## start Stored rows

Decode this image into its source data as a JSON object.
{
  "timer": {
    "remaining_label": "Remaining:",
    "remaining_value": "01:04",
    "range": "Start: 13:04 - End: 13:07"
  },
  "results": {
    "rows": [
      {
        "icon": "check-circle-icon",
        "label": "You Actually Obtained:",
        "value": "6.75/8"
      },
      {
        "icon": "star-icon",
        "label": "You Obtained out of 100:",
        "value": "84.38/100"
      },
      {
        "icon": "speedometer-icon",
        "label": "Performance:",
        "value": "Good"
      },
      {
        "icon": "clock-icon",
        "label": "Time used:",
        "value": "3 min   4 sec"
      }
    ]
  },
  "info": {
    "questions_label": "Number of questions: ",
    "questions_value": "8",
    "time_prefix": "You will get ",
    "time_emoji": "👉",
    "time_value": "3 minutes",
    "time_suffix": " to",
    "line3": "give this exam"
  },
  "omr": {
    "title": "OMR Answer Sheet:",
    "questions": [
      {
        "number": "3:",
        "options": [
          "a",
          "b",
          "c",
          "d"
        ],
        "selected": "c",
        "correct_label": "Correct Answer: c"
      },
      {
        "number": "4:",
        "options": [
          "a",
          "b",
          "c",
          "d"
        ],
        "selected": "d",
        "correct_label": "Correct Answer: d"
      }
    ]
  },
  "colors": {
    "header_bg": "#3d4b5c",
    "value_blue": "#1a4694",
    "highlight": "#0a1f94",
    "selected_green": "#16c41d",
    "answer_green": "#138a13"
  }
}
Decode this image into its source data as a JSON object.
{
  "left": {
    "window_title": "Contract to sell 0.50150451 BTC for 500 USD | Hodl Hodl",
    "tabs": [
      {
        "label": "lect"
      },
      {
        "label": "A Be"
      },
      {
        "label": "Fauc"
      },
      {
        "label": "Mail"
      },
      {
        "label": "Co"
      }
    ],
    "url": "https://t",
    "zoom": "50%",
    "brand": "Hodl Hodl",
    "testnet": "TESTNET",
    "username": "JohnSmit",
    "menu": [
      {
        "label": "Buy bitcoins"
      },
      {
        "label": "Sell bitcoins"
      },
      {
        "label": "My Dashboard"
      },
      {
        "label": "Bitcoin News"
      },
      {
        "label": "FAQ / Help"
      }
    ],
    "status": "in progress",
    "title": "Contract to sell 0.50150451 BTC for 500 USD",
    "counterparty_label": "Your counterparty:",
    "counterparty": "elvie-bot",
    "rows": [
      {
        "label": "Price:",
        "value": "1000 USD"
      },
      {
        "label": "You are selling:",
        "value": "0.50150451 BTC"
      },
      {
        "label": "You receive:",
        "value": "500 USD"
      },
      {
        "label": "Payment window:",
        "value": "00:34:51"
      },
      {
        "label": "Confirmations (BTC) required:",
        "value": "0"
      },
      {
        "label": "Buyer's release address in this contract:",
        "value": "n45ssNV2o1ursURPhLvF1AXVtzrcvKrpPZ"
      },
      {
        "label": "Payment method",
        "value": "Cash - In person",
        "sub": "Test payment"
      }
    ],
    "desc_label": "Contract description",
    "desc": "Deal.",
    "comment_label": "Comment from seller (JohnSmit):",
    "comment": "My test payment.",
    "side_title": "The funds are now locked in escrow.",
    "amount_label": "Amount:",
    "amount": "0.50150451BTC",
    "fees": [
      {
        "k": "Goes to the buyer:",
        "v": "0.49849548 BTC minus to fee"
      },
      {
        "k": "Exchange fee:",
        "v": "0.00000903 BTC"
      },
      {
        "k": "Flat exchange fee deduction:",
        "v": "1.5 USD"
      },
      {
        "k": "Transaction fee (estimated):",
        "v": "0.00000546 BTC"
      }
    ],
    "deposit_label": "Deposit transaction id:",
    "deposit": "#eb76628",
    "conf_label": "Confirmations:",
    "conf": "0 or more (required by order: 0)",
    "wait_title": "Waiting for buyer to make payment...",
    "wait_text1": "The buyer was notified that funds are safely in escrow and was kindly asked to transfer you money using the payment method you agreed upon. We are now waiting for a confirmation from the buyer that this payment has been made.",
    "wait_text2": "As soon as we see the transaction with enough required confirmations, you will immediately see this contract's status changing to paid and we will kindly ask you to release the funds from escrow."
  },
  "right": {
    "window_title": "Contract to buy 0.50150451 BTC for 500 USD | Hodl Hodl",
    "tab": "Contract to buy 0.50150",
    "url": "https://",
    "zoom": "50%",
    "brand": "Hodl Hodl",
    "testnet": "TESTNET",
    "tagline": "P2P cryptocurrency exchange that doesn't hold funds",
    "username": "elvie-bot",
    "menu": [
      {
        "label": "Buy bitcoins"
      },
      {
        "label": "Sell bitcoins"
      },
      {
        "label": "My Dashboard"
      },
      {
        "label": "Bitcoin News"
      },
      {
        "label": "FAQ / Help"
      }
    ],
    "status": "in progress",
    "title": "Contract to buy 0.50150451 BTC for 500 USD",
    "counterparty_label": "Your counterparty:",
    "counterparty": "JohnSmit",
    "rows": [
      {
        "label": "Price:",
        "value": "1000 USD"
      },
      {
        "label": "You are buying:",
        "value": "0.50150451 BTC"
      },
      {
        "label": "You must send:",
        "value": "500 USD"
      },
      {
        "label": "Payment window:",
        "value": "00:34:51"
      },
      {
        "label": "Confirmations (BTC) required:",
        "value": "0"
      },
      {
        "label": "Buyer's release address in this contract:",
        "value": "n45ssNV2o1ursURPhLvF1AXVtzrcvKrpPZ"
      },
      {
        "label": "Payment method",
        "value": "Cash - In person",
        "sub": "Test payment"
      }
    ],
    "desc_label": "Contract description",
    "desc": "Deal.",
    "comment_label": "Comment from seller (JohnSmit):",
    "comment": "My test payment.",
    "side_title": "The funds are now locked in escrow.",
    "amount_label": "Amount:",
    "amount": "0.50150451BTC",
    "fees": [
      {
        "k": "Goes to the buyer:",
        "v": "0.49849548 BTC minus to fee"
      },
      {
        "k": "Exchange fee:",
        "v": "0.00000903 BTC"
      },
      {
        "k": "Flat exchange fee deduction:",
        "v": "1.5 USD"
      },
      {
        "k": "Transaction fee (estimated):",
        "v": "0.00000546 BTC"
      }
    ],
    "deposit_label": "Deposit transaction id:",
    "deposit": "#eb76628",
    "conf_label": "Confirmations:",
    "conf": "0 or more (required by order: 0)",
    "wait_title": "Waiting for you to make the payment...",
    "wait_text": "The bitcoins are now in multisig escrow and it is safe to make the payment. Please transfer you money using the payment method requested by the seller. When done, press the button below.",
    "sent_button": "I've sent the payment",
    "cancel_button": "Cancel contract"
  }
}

## end Stored rows

**Your instructions:** Every entry must be quoted exactly as it appears above.

**Output for this exercise:**
Decode this image into its source data as a JSON object.
{
  "timer": {
    "remaining_label": "Remaining:",
    "remaining_value": "01:04",
    "range": "Start: 13:04 - End: 13:07"
  },
  "results": {
    "rows": [
      {
        "icon": "check-circle-icon",
        "label": "You Actually Obtained:",
        "value": "6.75/8"
      },
      {
        "icon": "star-icon",
        "label": "You Obtained out of 100:",
        "value": "84.38/100"
      },
      {
        "icon": "speedometer-icon",
        "label": "Performance:",
        "value": "Good"
      },
      {
        "icon": "clock-icon",
        "label": "Time used:",
        "value": "3 min   4 sec"
      }
    ]
  },
  "info": {
    "questions_label": "Number of questions: ",
    "questions_value": "8",
    "time_prefix": "You will get ",
    "time_emoji": "👉",
    "time_value": "3 minutes",
    "time_suffix": " to",
    "line3": "give this exam"
  },
  "omr": {
    "title": "OMR Answer Sheet:",
    "questions": [
      {
        "number": "3:",
        "options": [
          "a",
          "b",
          "c",
          "d"
        ],
        "selected": "c",
        "correct_label": "Correct Answer: c"
      },
      {
        "number": "4:",
        "options": [
          "a",
          "b",
          "c",
          "d"
        ],
        "selected": "d",
        "correct_label": "Correct Answer: d"
      }
    ]
  },
  "colors": {
    "header_bg": "#3d4b5c",
    "value_blue": "#1a4694",
    "highlight": "#0a1f94",
    "selected_green": "#16c41d",
    "answer_green": "#138a13"
  }
}
Decode this image into its source data as a JSON object.
{
  "left": {
    "window_title": "Contract to sell 0.50150451 BTC for 500 USD | Hodl Hodl",
    "tabs": [
      {
        "label": "lect"
      },
      {
        "label": "A Be"
      },
      {
        "label": "Fauc"
      },
      {
        "label": "Mail"
      },
      {
        "label": "Co"
      }
    ],
    "url": "https://t",
    "zoom": "50%",
    "brand": "Hodl Hodl",
    "testnet": "TESTNET",
    "username": "JohnSmit",
    "menu": [
      {
        "label": "Buy bitcoins"
      },
      {
        "label": "Sell bitcoins"
      },
      {
        "label": "My Dashboard"
      },
      {
        "label": "Bitcoin News"
      },
      {
        "label": "FAQ / Help"
      }
    ],
    "status": "in progress",
    "title": "Contract to sell 0.50150451 BTC for 500 USD",
    "counterparty_label": "Your counterparty:",
    "counterparty": "elvie-bot",
    "rows": [
      {
        "label": "Price:",
        "value": "1000 USD"
      },
      {
        "label": "You are selling:",
        "value": "0.50150451 BTC"
      },
      {
        "label": "You receive:",
        "value": "500 USD"
      },
      {
        "label": "Payment window:",
        "value": "00:34:51"
      },
      {
        "label": "Confirmations (BTC) required:",
        "value": "0"
      },
      {
        "label": "Buyer's release address in this contract:",
        "value": "n45ssNV2o1ursURPhLvF1AXVtzrcvKrpPZ"
      },
      {
        "label": "Payment method",
        "value": "Cash - In person",
        "sub": "Test payment"
      }
    ],
    "desc_label": "Contract description",
    "desc": "Deal.",
    "comment_label": "Comment from seller (JohnSmit):",
    "comment": "My test payment.",
    "side_title": "The funds are now locked in escrow.",
    "amount_label": "Amount:",
    "amount": "0.50150451BTC",
    "fees": [
      {
        "k": "Goes to the buyer:",
        "v": "0.49849548 BTC minus to fee"
      },
      {
        "k": "Exchange fee:",
        "v": "0.00000903 BTC"
      },
      {
        "k": "Flat exchange fee deduction:",
        "v": "1.5 USD"
      },
      {
        "k": "Transaction fee (estimated):",
        "v": "0.00000546 BTC"
      }
    ],
    "deposit_label": "Deposit transaction id:",
    "deposit": "#eb76628",
    "conf_label": "Confirmations:",
    "conf": "0 or more (required by order: 0)",
    "wait_title": "Waiting for buyer to make payment...",
    "wait_text1": "The buyer was notified that funds are safely in escrow and was kindly asked to transfer you money using the payment method you agreed upon. We are now waiting for a confirmation from the buyer that this payment has been made.",
    "wait_text2": "As soon as we see the transaction with enough required confirmations, you will immediately see this contract's status changing to paid and we will kindly ask you to release the funds from escrow."
  },
  "right": {
    "window_title": "Contract to buy 0.50150451 BTC for 500 USD | Hodl Hodl",
    "tab": "Contract to buy 0.50150",
    "url": "https://",
    "zoom": "50%",
    "brand": "Hodl Hodl",
    "testnet": "TESTNET",
    "tagline": "P2P cryptocurrency exchange that doesn't hold funds",
    "username": "elvie-bot",
    "menu": [
      {
        "label": "Buy bitcoins"
      },
      {
        "label": "Sell bitcoins"
      },
      {
        "label": "My Dashboard"
      },
      {
        "label": "Bitcoin News"
      },
      {
        "label": "FAQ / Help"
      }
    ],
    "status": "in progress",
    "title": "Contract to buy 0.50150451 BTC for 500 USD",
    "counterparty_label": "Your counterparty:",
    "counterparty": "JohnSmit",
    "rows": [
      {
        "label": "Price:",
        "value": "1000 USD"
      },
      {
        "label": "You are buying:",
        "value": "0.50150451 BTC"
      },
      {
        "label": "You must send:",
        "value": "500 USD"
      },
      {
        "label": "Payment window:",
        "value": "00:34:51"
      },
      {
        "label": "Confirmations (BTC) required:",
        "value": "0"
      },
      {
        "label": "Buyer's release address in this contract:",
        "value": "n45ssNV2o1ursURPhLvF1AXVtzrcvKrpPZ"
      },
      {
        "label": "Payment method",
        "value": "Cash - In person",
        "sub": "Test payment"
      }
    ],
    "desc_label": "Contract description",
    "desc": "Deal.",
    "comment_label": "Comment from seller (JohnSmit):",
    "comment": "My test payment.",
    "side_title": "The funds are now locked in escrow.",
    "amount_label": "Amount:",
    "amount": "0.50150451BTC",
    "fees": [
      {
        "k": "Goes to the buyer:",
        "v": "0.49849548 BTC minus to fee"
      },
      {
        "k": "Exchange fee:",
        "v": "0.00000903 BTC"
      },
      {
        "k": "Flat exchange fee deduction:",
        "v": "1.5 USD"
      },
      {
        "k": "Transaction fee (estimated):",
        "v": "0.00000546 BTC"
      }
    ],
    "deposit_label": "Deposit transaction id:",
    "deposit": "#eb76628",
    "conf_label": "Confirmations:",
    "conf": "0 or more (required by order: 0)",
    "wait_title": "Waiting for you to make the payment...",
    "wait_text": "The bitcoins are now in multisig escrow and it is safe to make the payment. Please transfer you money using the payment method requested by the seller. When done, press the button below.",
    "sent_button": "I've sent the payment",
    "cancel_button": "Cancel contract"
  }
}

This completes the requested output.